*The request*: Reproduce every item below line for line, with no changes, and leave out the pictures.

Listings of element locations

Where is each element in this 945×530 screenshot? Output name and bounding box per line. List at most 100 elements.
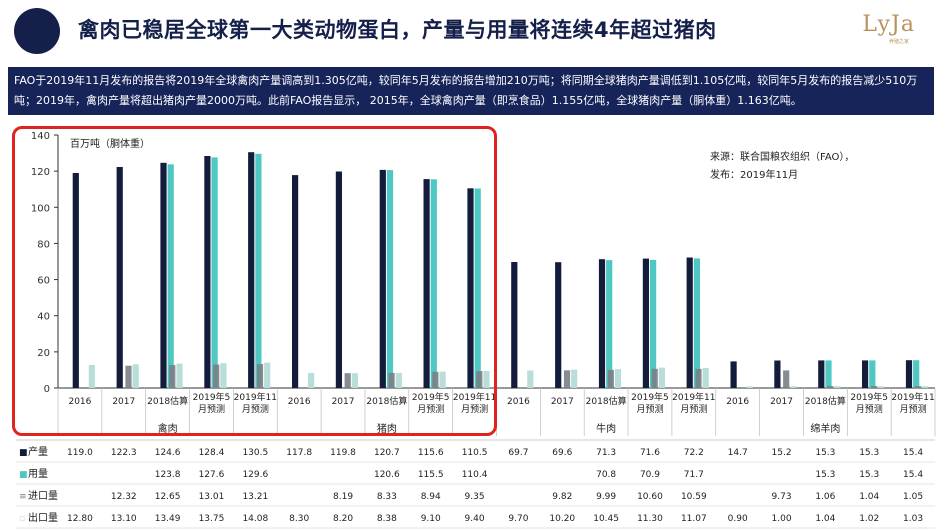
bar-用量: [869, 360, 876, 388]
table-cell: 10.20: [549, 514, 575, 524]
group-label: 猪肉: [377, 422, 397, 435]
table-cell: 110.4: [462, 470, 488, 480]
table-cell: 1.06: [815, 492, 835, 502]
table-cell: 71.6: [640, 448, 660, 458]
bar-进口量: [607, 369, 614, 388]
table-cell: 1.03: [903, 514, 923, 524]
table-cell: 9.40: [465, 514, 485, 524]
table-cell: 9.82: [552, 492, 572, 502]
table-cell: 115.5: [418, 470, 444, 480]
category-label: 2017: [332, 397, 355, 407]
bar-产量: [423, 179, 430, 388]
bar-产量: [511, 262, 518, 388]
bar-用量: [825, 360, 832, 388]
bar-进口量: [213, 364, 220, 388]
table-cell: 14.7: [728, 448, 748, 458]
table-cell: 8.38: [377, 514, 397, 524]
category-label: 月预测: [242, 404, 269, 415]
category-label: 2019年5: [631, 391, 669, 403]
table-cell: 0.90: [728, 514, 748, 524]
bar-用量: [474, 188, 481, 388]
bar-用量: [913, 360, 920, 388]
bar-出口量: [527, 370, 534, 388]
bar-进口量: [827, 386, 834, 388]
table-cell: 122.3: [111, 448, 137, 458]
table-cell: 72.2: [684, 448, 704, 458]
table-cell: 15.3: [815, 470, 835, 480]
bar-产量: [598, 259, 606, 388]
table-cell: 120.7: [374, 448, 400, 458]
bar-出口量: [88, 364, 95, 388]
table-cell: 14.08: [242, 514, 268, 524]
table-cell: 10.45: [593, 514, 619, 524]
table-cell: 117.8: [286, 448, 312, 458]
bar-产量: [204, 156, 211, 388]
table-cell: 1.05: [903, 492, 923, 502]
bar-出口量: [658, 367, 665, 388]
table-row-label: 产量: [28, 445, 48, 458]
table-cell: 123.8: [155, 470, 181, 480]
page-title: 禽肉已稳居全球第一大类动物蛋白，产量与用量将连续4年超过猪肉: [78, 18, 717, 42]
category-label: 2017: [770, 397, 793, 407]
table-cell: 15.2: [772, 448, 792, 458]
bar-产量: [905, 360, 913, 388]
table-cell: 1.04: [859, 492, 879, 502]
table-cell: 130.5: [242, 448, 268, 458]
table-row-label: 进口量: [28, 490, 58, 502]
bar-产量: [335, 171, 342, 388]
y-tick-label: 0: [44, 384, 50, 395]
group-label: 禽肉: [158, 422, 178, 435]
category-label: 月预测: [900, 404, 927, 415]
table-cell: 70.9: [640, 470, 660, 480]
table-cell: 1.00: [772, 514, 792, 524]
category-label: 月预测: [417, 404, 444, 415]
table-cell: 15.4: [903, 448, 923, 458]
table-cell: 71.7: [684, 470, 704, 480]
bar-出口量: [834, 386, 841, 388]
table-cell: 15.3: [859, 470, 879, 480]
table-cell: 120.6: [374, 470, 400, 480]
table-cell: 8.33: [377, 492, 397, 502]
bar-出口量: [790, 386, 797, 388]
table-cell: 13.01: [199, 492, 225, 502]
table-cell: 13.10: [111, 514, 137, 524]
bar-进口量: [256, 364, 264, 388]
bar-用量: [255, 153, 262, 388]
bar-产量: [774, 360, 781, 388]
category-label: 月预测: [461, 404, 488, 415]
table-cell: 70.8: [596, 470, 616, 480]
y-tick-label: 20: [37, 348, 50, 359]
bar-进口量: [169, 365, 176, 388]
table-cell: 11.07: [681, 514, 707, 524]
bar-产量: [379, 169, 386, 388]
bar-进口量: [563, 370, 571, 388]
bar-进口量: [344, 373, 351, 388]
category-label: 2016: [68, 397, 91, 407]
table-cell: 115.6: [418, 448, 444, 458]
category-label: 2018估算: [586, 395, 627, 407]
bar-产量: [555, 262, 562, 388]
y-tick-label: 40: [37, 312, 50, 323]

*Full output*:
Where is each element in this 945×530 screenshot? Output name and bounding box per line. List at most 100 elements.
bar-用量: [869, 360, 876, 388]
table-cell: 10.20: [549, 514, 575, 524]
group-label: 猪肉: [377, 422, 397, 435]
table-cell: 110.4: [462, 470, 488, 480]
table-cell: 1.06: [815, 492, 835, 502]
table-cell: 71.6: [640, 448, 660, 458]
bar-进口量: [607, 369, 614, 388]
table-cell: 1.03: [903, 514, 923, 524]
table-cell: 9.40: [465, 514, 485, 524]
table-cell: 9.82: [552, 492, 572, 502]
table-cell: 115.5: [418, 470, 444, 480]
category-label: 2017: [332, 397, 355, 407]
bar-产量: [423, 179, 430, 388]
bar-产量: [511, 262, 518, 388]
bar-用量: [825, 360, 832, 388]
bar-进口量: [213, 364, 220, 388]
table-cell: 14.7: [728, 448, 748, 458]
table-cell: 8.38: [377, 514, 397, 524]
category-label: 月预测: [242, 404, 269, 415]
category-label: 2019年5: [631, 391, 669, 403]
table-cell: 0.90: [728, 514, 748, 524]
bar-用量: [474, 188, 481, 388]
bar-用量: [913, 360, 920, 388]
bar-出口量: [527, 370, 534, 388]
bar-进口量: [827, 386, 834, 388]
table-cell: 122.3: [111, 448, 137, 458]
table-cell: 72.2: [684, 448, 704, 458]
table-cell: 15.3: [815, 470, 835, 480]
bar-产量: [598, 259, 606, 388]
table-cell: 120.7: [374, 448, 400, 458]
bar-出口量: [88, 364, 95, 388]
table-cell: 14.08: [242, 514, 268, 524]
table-cell: 10.45: [593, 514, 619, 524]
table-cell: 117.8: [286, 448, 312, 458]
bar-产量: [204, 156, 211, 388]
table-cell: 1.05: [903, 492, 923, 502]
bar-出口量: [658, 367, 665, 388]
table-row-label: 产量: [28, 445, 48, 458]
table-cell: 123.8: [155, 470, 181, 480]
page-title: 禽肉已稳居全球第一大类动物蛋白，产量与用量将连续4年超过猪肉: [78, 18, 717, 42]
category-label: 2017: [770, 397, 793, 407]
table-cell: 15.2: [772, 448, 792, 458]
bar-产量: [905, 360, 913, 388]
table-cell: 1.04: [859, 492, 879, 502]
table-cell: 130.5: [242, 448, 268, 458]
table-row-label: 进口量: [28, 490, 58, 502]
bar-产量: [335, 171, 342, 388]
y-tick-label: 0: [44, 384, 50, 395]
group-label: 禽肉: [158, 422, 178, 435]
category-label: 月预测: [900, 404, 927, 415]
table-cell: 70.9: [640, 470, 660, 480]
table-cell: 1.00: [772, 514, 792, 524]
category-label: 月预测: [417, 404, 444, 415]
table-cell: 15.4: [903, 448, 923, 458]
table-cell: 71.7: [684, 470, 704, 480]
bar-出口量: [834, 386, 841, 388]
table-cell: 15.3: [859, 470, 879, 480]
table-cell: 120.6: [374, 470, 400, 480]
table-cell: 8.33: [377, 492, 397, 502]
bar-出口量: [790, 386, 797, 388]
table-cell: 13.01: [199, 492, 225, 502]
table-cell: 13.10: [111, 514, 137, 524]
bar-进口量: [256, 364, 264, 388]
bar-用量: [255, 153, 262, 388]
bar-产量: [774, 360, 781, 388]
category-label: 月预测: [461, 404, 488, 415]
table-cell: 70.8: [596, 470, 616, 480]
y-tick-label: 20: [37, 348, 50, 359]
bar-进口量: [169, 365, 176, 388]
table-cell: 11.07: [681, 514, 707, 524]
bar-产量: [379, 169, 386, 388]
bar-进口量: [563, 370, 571, 388]
bar-进口量: [344, 373, 351, 388]
category-label: 2016: [68, 397, 91, 407]
table-cell: 115.6: [418, 448, 444, 458]
category-label: 2018估算: [586, 395, 627, 407]
bar-产量: [555, 262, 562, 388]
y-tick-label: 40: [37, 312, 50, 323]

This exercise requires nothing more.